What the exercise asks: From the entries below, pull out each line where "this" appears.

Extracted material:

+---+

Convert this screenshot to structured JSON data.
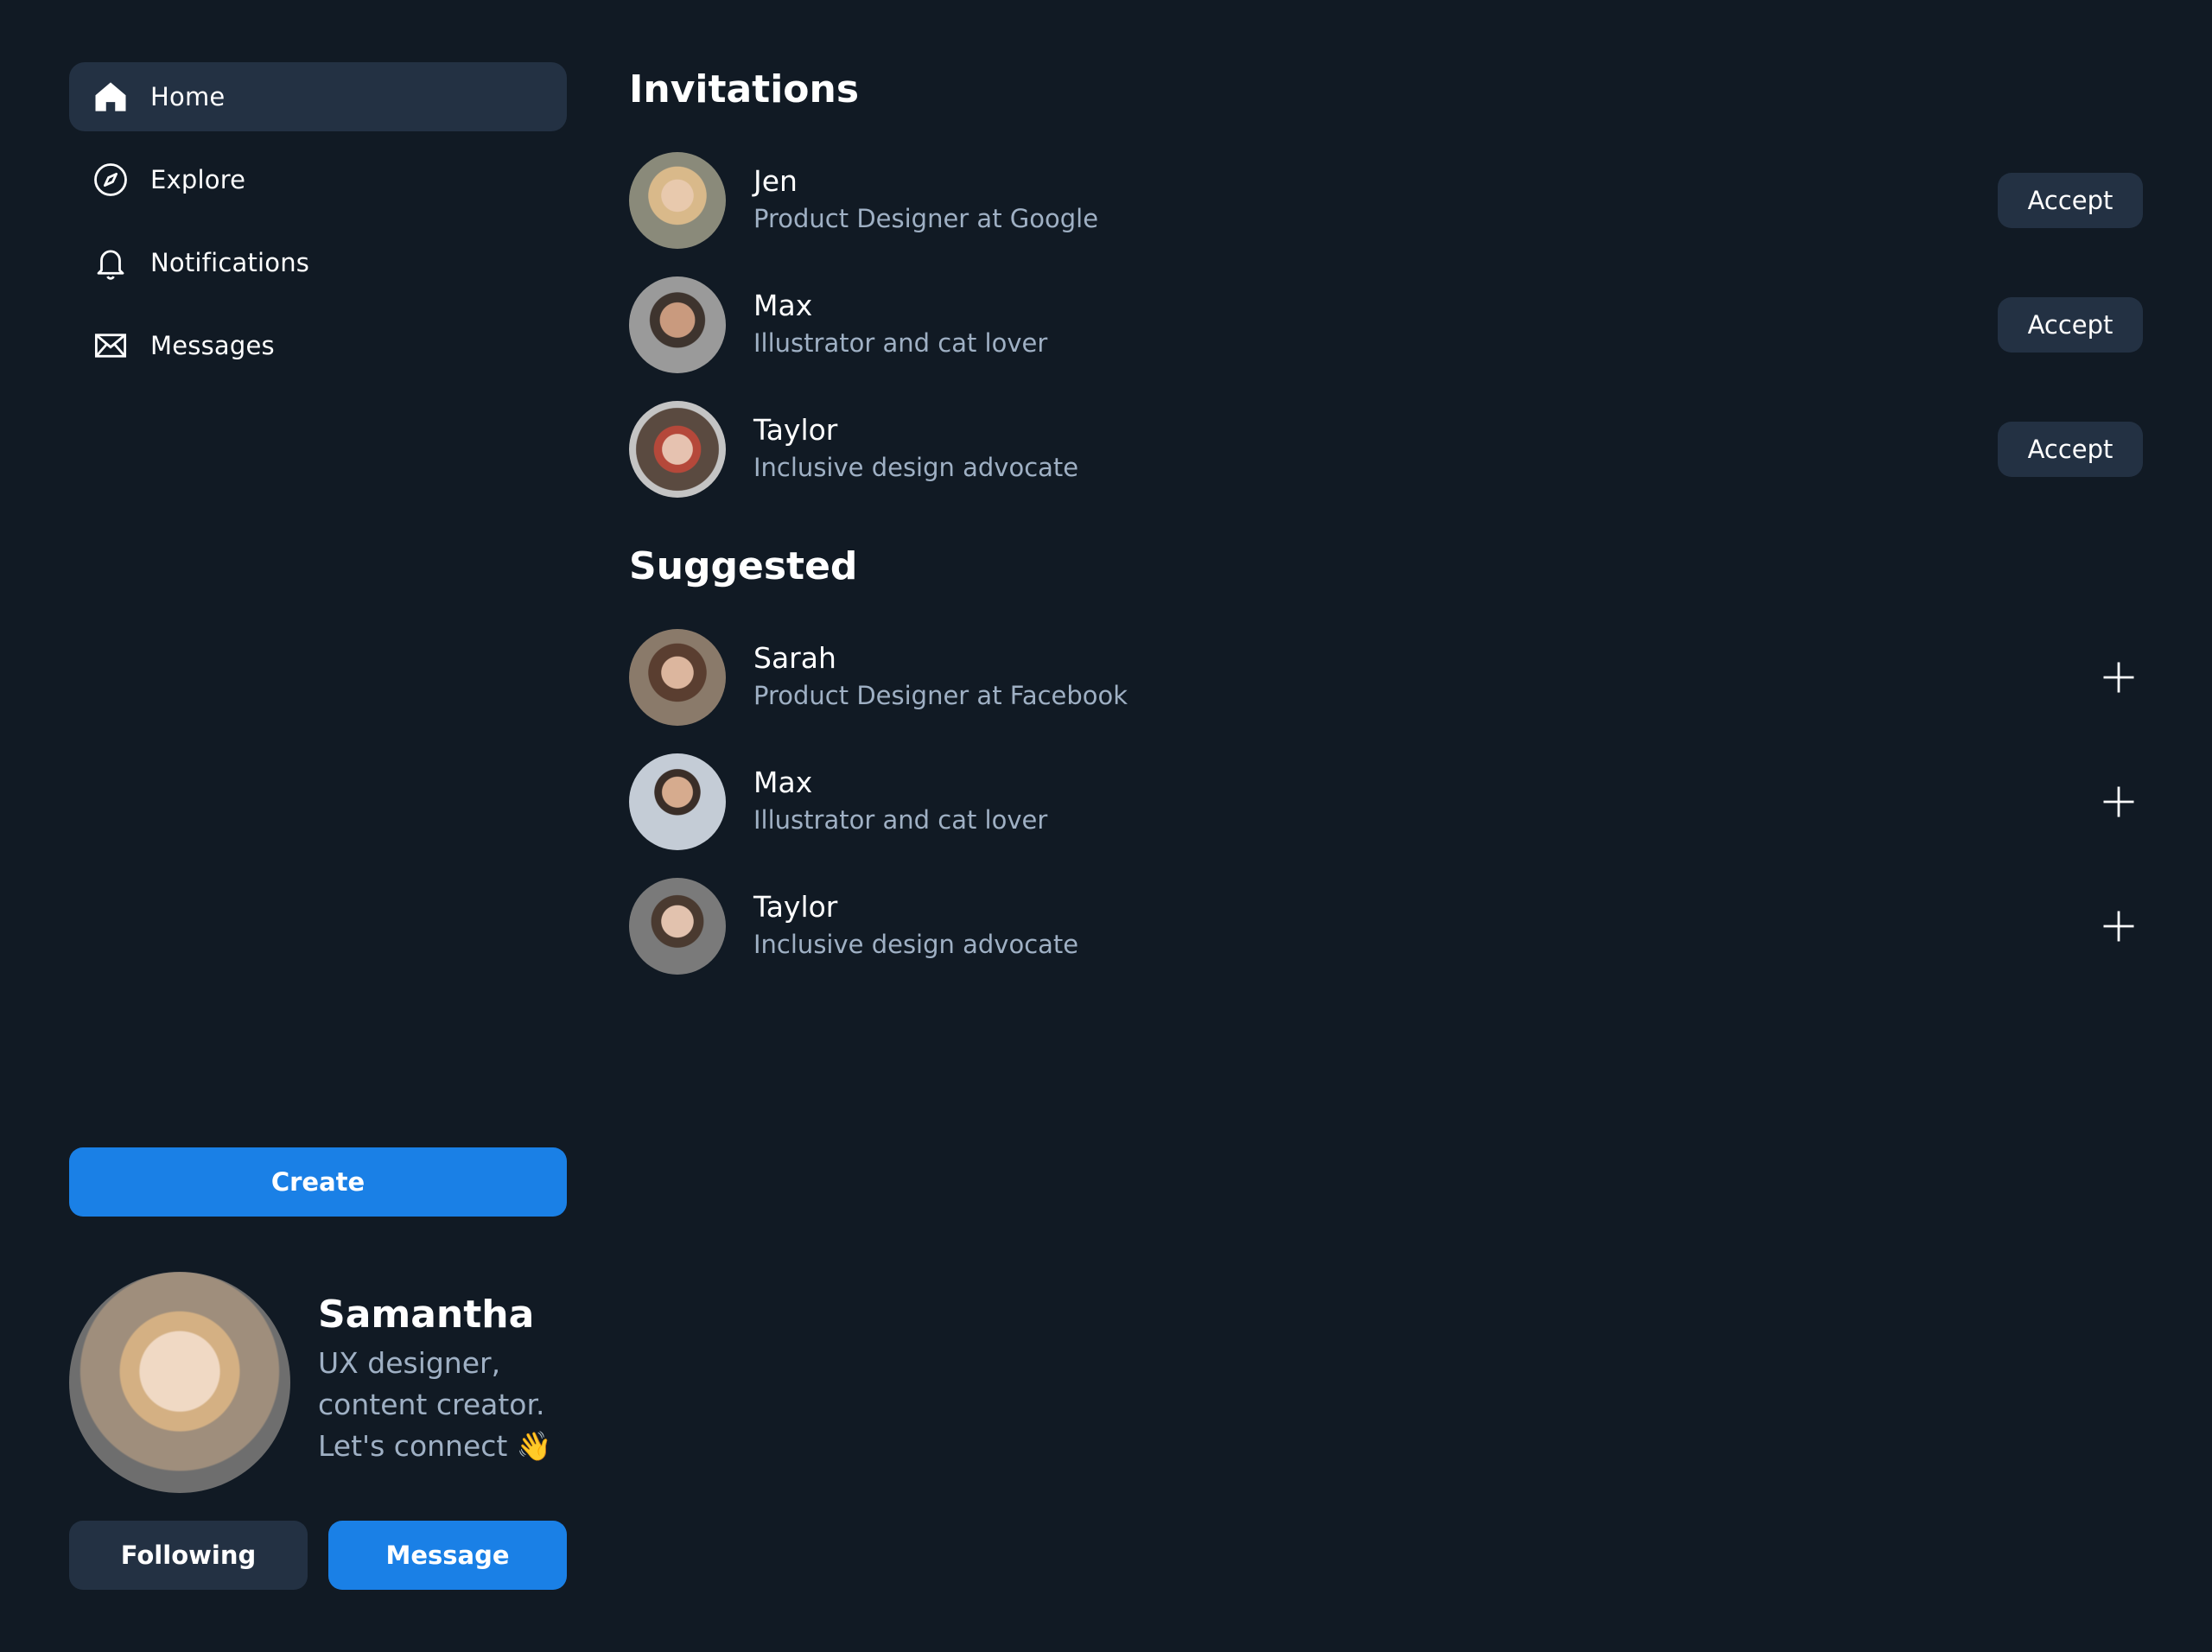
{
  "sidebar": {
    "items": [
      {
        "label": "Home",
        "icon": "home-icon",
        "active": true
      },
      {
        "label": "Explore",
        "icon": "compass-icon",
        "active": false
      },
      {
        "label": "Notifications",
        "icon": "bell-icon",
        "active": false
      },
      {
        "label": "Messages",
        "icon": "mail-icon",
        "active": false
      }
    ],
    "create_label": "Create"
  },
  "profile": {
    "name": "Samantha",
    "bio": "UX designer, content creator. Let's connect 👋",
    "following_label": "Following",
    "message_label": "Message"
  },
  "invitations": {
    "title": "Invitations",
    "accept_label": "Accept",
    "people": [
      {
        "name": "Jen",
        "desc": "Product Designer at Google"
      },
      {
        "name": "Max",
        "desc": "Illustrator and cat lover"
      },
      {
        "name": "Taylor",
        "desc": "Inclusive design advocate"
      }
    ]
  },
  "suggested": {
    "title": "Suggested",
    "people": [
      {
        "name": "Sarah",
        "desc": "Product Designer at Facebook"
      },
      {
        "name": "Max",
        "desc": "Illustrator and cat lover"
      },
      {
        "name": "Taylor",
        "desc": "Inclusive design advocate"
      }
    ]
  },
  "colors": {
    "background": "#111a24",
    "surface": "#233143",
    "accent": "#1a80e6",
    "muted_text": "#9fb0c4"
  }
}
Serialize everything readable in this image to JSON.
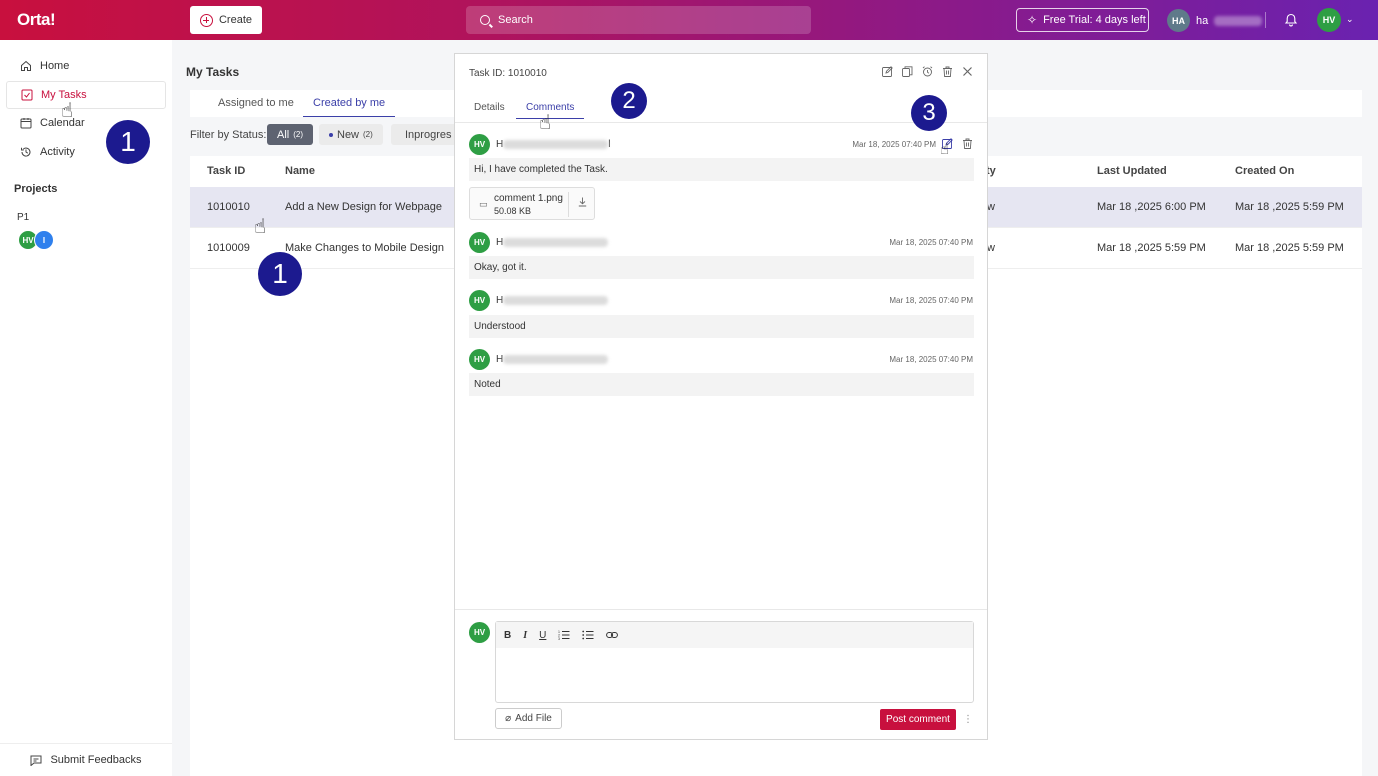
{
  "topbar": {
    "logo": "Orta!",
    "create_label": "Create",
    "search_placeholder": "Search",
    "trial_label": "Free Trial: 4 days left",
    "user_initials": "HA",
    "user_name_visible": "ha",
    "profile_initials": "HV"
  },
  "sidebar": {
    "items": [
      {
        "label": "Home",
        "icon": "home-icon"
      },
      {
        "label": "My Tasks",
        "icon": "checkbox-icon"
      },
      {
        "label": "Calendar",
        "icon": "calendar-icon"
      },
      {
        "label": "Activity",
        "icon": "history-icon"
      }
    ],
    "projects_title": "Projects",
    "project_name": "P1",
    "project_members": [
      "HV",
      "I"
    ],
    "submit_feedback": "Submit Feedbacks"
  },
  "main": {
    "title": "My Tasks",
    "tabs": [
      "Assigned to me",
      "Created by me"
    ],
    "filter_label": "Filter by Status:",
    "filters": [
      {
        "label": "All",
        "count": "(2)"
      },
      {
        "label": "New",
        "count": "(2)"
      },
      {
        "label": "Inprogres",
        "count": ""
      }
    ],
    "columns": [
      "Task ID",
      "Name",
      "ty",
      "Last Updated",
      "Created On"
    ],
    "rows": [
      {
        "id": "1010010",
        "name": "Add a New Design for Webpage",
        "status": "w",
        "updated": "Mar 18 ,2025 6:00 PM",
        "created": "Mar 18 ,2025 5:59 PM"
      },
      {
        "id": "1010009",
        "name": "Make Changes to Mobile Design",
        "status": "w",
        "updated": "Mar 18 ,2025 5:59 PM",
        "created": "Mar 18 ,2025 5:59 PM"
      }
    ]
  },
  "panel": {
    "task_id_label": "Task ID:",
    "task_id": "1010010",
    "tabs": [
      "Details",
      "Comments"
    ],
    "comments": [
      {
        "initials": "HV",
        "name_start": "H",
        "name_end": "l",
        "time": "Mar 18, 2025 07:40 PM",
        "text": "Hi, I have completed the Task."
      },
      {
        "initials": "HV",
        "name_start": "H",
        "name_end": "",
        "time": "Mar 18, 2025 07:40 PM",
        "text": "Okay, got it."
      },
      {
        "initials": "HV",
        "name_start": "H",
        "name_end": "",
        "time": "Mar 18, 2025 07:40 PM",
        "text": "Understood"
      },
      {
        "initials": "HV",
        "name_start": "H",
        "name_end": "",
        "time": "Mar 18, 2025 07:40 PM",
        "text": "Noted"
      }
    ],
    "attachment": {
      "name": "comment 1.png",
      "size": "50.08 KB"
    },
    "composer": {
      "initials": "HV",
      "toolbar": [
        "B",
        "I",
        "U"
      ],
      "add_file": "Add File",
      "post_label": "Post comment"
    }
  },
  "markers": [
    "1",
    "1",
    "2",
    "3"
  ],
  "colors": {
    "brand": "#c8103e",
    "accent": "#3b3fa8",
    "avatar_green": "#2e9e44",
    "marker": "#1c1a8f"
  }
}
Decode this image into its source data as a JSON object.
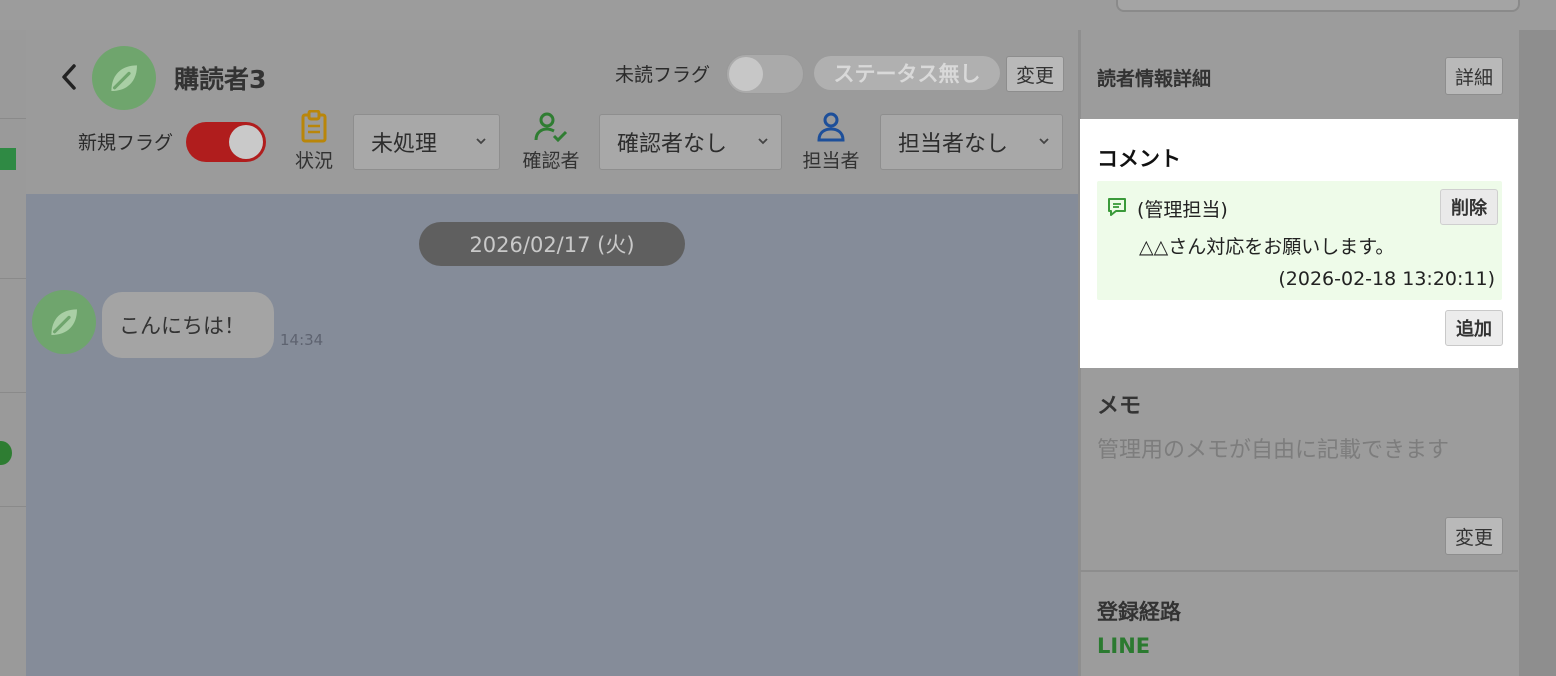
{
  "header": {
    "name": "購読者3",
    "unread_flag_label": "未読フラグ",
    "status_pill": "ステータス無し",
    "change_label": "変更",
    "new_flag_label": "新規フラグ",
    "status_field_label": "状況",
    "status_value": "未処理",
    "checker_field_label": "確認者",
    "checker_value": "確認者なし",
    "assignee_field_label": "担当者",
    "assignee_value": "担当者なし"
  },
  "chat": {
    "date": "2026/02/17 (火)",
    "messages": [
      {
        "text": "こんにちは！",
        "time": "14:34"
      }
    ]
  },
  "sidebar": {
    "title": "読者情報詳細",
    "detail_label": "詳細",
    "comment": {
      "title": "コメント",
      "items": [
        {
          "author": "(管理担当)",
          "body": "△△さん対応をお願いします。",
          "timestamp": "(2026-02-18 13:20:11)",
          "delete_label": "削除"
        }
      ],
      "add_label": "追加"
    },
    "memo": {
      "title": "メモ",
      "placeholder": "管理用のメモが自由に記載できます",
      "change_label": "変更"
    },
    "route": {
      "title": "登録経路",
      "value": "LINE"
    }
  },
  "colors": {
    "accent_green": "#2b7a30",
    "new_flag_on": "#b01d1d",
    "comment_bg": "#eefbe9"
  },
  "icons": {
    "back": "chevron-left-icon",
    "avatar": "leaf-icon",
    "status": "clipboard-icon",
    "checker": "user-check-icon",
    "assignee": "user-icon",
    "comment": "comment-icon",
    "dropdown": "chevron-down-icon"
  }
}
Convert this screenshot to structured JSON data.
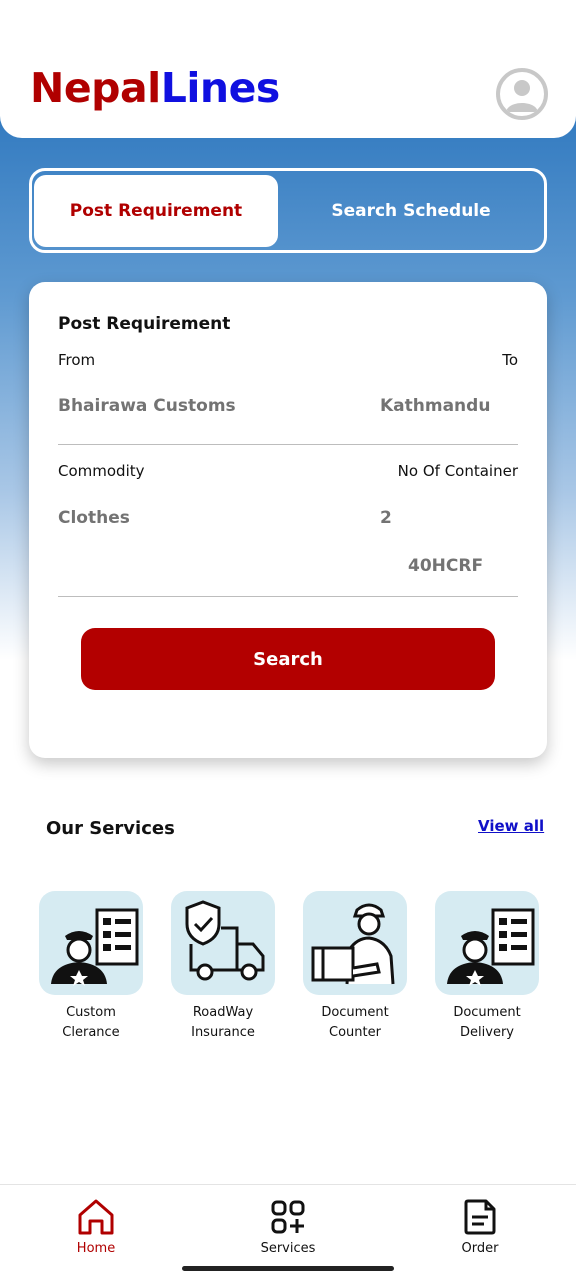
{
  "header": {
    "logo_part1": "Nepal",
    "logo_part2": "Lines",
    "logo_colors": {
      "nepal": "#b00000",
      "lines": "#1010e0"
    },
    "avatar_icon": "user-avatar-icon"
  },
  "tabs": [
    {
      "label": "Post Requirement",
      "active": true
    },
    {
      "label": "Search Schedule",
      "active": false
    }
  ],
  "form": {
    "title": "Post Requirement",
    "from_label": "From",
    "to_label": "To",
    "from_value": "Bhairawa Customs",
    "to_value": "Kathmandu",
    "commodity_label": "Commodity",
    "containers_label": "No Of Container",
    "commodity_value": "Clothes",
    "container_count": "2",
    "container_type": "40HCRF",
    "search_label": "Search"
  },
  "services": {
    "title": "Our Services",
    "view_all": "View all",
    "items": [
      {
        "label": "Custom\nClerance",
        "icon": "customs-officer-icon"
      },
      {
        "label": "RoadWay\nInsurance",
        "icon": "insured-truck-icon"
      },
      {
        "label": "Document\nCounter",
        "icon": "delivery-person-icon"
      },
      {
        "label": "Document\nDelivery",
        "icon": "customs-officer-icon"
      }
    ]
  },
  "bottom_nav": [
    {
      "label": "Home",
      "icon": "home-icon",
      "active": true
    },
    {
      "label": "Services",
      "icon": "grid-plus-icon",
      "active": false
    },
    {
      "label": "Order",
      "icon": "document-icon",
      "active": false
    }
  ],
  "colors": {
    "brand_red": "#b30000",
    "tile_bg": "#d6ebf2",
    "gradient_top": "#2f78bf"
  }
}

+---+

Answer below:
Convert this screenshot to structured JSON data.
Serialize everything readable in this image to JSON.
Decode this image into its source data as a JSON object.
Convert this screenshot to structured JSON data.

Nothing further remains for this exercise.